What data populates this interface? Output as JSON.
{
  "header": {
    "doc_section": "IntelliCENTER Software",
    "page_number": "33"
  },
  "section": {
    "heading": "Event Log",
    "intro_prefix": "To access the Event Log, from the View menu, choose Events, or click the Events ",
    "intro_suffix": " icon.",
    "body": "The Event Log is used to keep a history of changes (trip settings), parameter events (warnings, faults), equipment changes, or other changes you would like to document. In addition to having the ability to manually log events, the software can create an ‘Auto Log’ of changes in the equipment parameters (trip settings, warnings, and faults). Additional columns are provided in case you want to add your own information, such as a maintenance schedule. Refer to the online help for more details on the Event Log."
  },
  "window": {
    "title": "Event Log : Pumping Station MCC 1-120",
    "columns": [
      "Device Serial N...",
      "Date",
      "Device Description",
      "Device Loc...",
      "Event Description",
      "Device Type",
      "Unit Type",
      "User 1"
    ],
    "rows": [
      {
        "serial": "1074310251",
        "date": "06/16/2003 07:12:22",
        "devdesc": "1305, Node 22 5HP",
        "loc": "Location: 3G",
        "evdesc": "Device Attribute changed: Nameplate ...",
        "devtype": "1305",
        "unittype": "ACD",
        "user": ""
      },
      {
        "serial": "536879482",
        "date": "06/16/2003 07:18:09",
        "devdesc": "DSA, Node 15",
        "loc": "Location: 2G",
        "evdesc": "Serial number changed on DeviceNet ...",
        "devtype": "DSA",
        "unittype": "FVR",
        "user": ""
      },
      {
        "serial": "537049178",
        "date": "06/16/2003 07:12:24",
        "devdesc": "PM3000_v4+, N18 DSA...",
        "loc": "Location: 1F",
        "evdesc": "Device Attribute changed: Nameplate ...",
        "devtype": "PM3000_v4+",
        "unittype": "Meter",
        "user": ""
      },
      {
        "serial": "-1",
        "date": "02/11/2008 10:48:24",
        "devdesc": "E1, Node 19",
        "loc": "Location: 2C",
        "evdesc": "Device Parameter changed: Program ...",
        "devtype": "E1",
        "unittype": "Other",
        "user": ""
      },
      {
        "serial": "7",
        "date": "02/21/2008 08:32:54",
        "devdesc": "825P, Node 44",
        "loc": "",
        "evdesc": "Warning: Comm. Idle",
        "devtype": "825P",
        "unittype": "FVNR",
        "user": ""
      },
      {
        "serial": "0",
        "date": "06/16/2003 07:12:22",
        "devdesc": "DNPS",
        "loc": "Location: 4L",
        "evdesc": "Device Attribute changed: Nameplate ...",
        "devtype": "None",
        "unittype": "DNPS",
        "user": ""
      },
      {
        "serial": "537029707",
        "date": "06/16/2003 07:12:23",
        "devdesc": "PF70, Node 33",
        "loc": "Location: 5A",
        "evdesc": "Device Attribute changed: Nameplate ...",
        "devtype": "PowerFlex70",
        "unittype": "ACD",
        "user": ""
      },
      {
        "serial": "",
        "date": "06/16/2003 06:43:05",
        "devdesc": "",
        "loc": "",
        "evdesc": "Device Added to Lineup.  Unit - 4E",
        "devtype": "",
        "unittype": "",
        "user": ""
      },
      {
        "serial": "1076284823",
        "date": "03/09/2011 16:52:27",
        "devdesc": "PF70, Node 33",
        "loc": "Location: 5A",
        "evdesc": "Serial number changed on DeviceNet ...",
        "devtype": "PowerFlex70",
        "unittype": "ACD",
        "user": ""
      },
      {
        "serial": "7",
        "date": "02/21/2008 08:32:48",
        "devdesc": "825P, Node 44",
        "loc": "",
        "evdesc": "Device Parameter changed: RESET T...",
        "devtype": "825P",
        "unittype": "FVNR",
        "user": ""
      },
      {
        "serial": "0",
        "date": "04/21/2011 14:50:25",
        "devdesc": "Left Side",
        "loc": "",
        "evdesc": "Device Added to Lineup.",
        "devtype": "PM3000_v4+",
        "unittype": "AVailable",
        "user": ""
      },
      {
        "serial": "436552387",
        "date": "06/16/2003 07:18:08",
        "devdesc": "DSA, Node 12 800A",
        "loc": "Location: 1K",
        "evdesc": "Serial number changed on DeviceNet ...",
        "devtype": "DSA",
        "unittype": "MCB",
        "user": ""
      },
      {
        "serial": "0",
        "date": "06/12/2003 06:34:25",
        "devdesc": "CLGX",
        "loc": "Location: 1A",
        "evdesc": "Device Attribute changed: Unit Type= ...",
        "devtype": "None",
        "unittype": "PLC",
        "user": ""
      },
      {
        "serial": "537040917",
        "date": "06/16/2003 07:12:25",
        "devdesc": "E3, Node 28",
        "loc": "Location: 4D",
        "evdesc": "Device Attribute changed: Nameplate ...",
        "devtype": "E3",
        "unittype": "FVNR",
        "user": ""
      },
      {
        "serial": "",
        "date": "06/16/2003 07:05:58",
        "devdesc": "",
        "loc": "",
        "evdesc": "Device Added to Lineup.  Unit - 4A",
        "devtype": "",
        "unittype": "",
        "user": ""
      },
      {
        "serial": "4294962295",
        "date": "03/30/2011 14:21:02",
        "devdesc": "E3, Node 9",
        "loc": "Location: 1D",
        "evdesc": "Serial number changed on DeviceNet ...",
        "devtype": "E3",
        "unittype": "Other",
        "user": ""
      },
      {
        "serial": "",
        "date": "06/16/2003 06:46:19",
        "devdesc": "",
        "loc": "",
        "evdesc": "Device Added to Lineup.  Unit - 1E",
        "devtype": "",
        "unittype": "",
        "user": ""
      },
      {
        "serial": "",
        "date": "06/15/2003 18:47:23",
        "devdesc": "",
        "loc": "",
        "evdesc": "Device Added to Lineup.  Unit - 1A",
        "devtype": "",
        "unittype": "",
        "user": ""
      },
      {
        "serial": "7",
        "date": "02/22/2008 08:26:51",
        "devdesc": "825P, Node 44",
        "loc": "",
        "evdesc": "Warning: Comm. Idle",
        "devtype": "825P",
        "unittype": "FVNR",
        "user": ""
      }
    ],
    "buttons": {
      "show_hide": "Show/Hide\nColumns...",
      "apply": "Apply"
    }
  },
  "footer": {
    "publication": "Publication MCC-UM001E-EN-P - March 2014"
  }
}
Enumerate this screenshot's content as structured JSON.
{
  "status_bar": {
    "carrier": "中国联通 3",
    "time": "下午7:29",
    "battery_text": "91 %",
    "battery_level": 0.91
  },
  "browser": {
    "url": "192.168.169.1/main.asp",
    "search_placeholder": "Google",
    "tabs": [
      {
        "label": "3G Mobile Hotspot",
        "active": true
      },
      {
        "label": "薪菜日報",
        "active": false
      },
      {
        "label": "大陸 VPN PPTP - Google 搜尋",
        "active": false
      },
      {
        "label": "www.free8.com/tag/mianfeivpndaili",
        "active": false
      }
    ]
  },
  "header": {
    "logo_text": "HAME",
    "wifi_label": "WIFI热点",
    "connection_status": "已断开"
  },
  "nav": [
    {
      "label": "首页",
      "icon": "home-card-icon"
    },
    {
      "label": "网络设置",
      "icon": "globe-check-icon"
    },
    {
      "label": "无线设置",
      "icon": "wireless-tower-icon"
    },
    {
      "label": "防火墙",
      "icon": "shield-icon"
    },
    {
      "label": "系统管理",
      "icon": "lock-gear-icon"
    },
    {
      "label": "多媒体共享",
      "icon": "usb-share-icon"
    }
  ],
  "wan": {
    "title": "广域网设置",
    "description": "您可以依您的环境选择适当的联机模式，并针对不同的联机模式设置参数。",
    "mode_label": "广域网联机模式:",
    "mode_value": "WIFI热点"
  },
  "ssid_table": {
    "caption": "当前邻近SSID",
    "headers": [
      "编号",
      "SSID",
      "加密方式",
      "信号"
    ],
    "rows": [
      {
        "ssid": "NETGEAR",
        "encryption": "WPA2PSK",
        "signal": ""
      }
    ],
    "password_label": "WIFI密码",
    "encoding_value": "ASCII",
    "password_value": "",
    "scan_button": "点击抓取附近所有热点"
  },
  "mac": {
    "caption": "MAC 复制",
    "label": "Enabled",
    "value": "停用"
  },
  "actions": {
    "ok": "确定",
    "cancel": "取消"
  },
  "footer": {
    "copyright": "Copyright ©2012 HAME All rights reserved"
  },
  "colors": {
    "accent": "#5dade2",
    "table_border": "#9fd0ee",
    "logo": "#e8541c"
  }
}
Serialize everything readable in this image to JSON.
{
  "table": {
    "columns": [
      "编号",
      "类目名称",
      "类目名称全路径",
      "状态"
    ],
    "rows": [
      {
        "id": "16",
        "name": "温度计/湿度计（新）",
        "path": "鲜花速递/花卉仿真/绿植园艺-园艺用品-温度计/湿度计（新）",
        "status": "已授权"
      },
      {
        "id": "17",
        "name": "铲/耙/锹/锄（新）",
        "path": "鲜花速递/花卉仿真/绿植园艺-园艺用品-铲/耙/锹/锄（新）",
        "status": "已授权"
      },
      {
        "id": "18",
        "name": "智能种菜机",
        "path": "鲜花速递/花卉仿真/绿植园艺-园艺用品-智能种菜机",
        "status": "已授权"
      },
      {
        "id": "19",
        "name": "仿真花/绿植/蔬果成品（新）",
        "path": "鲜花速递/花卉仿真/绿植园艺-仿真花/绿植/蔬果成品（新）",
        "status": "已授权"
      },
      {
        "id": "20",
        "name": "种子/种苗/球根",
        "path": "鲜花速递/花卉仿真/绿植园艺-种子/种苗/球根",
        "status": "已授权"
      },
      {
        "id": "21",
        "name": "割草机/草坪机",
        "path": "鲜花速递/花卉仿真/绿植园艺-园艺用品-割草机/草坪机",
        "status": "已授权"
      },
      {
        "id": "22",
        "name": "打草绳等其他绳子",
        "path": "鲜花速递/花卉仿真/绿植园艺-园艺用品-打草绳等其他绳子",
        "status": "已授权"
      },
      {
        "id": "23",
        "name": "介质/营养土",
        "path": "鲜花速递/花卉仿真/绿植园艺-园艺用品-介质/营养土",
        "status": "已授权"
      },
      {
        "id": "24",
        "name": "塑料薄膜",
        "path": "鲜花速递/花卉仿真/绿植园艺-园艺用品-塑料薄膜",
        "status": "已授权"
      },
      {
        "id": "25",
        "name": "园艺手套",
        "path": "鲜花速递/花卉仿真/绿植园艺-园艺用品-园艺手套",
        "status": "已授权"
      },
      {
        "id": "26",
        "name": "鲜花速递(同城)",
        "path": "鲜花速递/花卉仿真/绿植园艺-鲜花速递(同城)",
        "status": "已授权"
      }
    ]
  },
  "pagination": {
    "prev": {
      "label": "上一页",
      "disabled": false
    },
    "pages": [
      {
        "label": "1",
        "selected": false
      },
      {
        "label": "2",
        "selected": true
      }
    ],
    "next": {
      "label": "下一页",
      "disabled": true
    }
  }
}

Objective →
Locate the line that contains "Serialize everything readable". Repeat it and every line after it, up to and including the final line, exactly.

Answer →
Serialize everything readable in this image to JSON.
{
  "table": {
    "columns": [
      "编号",
      "类目名称",
      "类目名称全路径",
      "状态"
    ],
    "rows": [
      {
        "id": "16",
        "name": "温度计/湿度计（新）",
        "path": "鲜花速递/花卉仿真/绿植园艺-园艺用品-温度计/湿度计（新）",
        "status": "已授权"
      },
      {
        "id": "17",
        "name": "铲/耙/锹/锄（新）",
        "path": "鲜花速递/花卉仿真/绿植园艺-园艺用品-铲/耙/锹/锄（新）",
        "status": "已授权"
      },
      {
        "id": "18",
        "name": "智能种菜机",
        "path": "鲜花速递/花卉仿真/绿植园艺-园艺用品-智能种菜机",
        "status": "已授权"
      },
      {
        "id": "19",
        "name": "仿真花/绿植/蔬果成品（新）",
        "path": "鲜花速递/花卉仿真/绿植园艺-仿真花/绿植/蔬果成品（新）",
        "status": "已授权"
      },
      {
        "id": "20",
        "name": "种子/种苗/球根",
        "path": "鲜花速递/花卉仿真/绿植园艺-种子/种苗/球根",
        "status": "已授权"
      },
      {
        "id": "21",
        "name": "割草机/草坪机",
        "path": "鲜花速递/花卉仿真/绿植园艺-园艺用品-割草机/草坪机",
        "status": "已授权"
      },
      {
        "id": "22",
        "name": "打草绳等其他绳子",
        "path": "鲜花速递/花卉仿真/绿植园艺-园艺用品-打草绳等其他绳子",
        "status": "已授权"
      },
      {
        "id": "23",
        "name": "介质/营养土",
        "path": "鲜花速递/花卉仿真/绿植园艺-园艺用品-介质/营养土",
        "status": "已授权"
      },
      {
        "id": "24",
        "name": "塑料薄膜",
        "path": "鲜花速递/花卉仿真/绿植园艺-园艺用品-塑料薄膜",
        "status": "已授权"
      },
      {
        "id": "25",
        "name": "园艺手套",
        "path": "鲜花速递/花卉仿真/绿植园艺-园艺用品-园艺手套",
        "status": "已授权"
      },
      {
        "id": "26",
        "name": "鲜花速递(同城)",
        "path": "鲜花速递/花卉仿真/绿植园艺-鲜花速递(同城)",
        "status": "已授权"
      }
    ]
  },
  "pagination": {
    "prev": {
      "label": "上一页",
      "disabled": false
    },
    "pages": [
      {
        "label": "1",
        "selected": false
      },
      {
        "label": "2",
        "selected": true
      }
    ],
    "next": {
      "label": "下一页",
      "disabled": true
    }
  }
}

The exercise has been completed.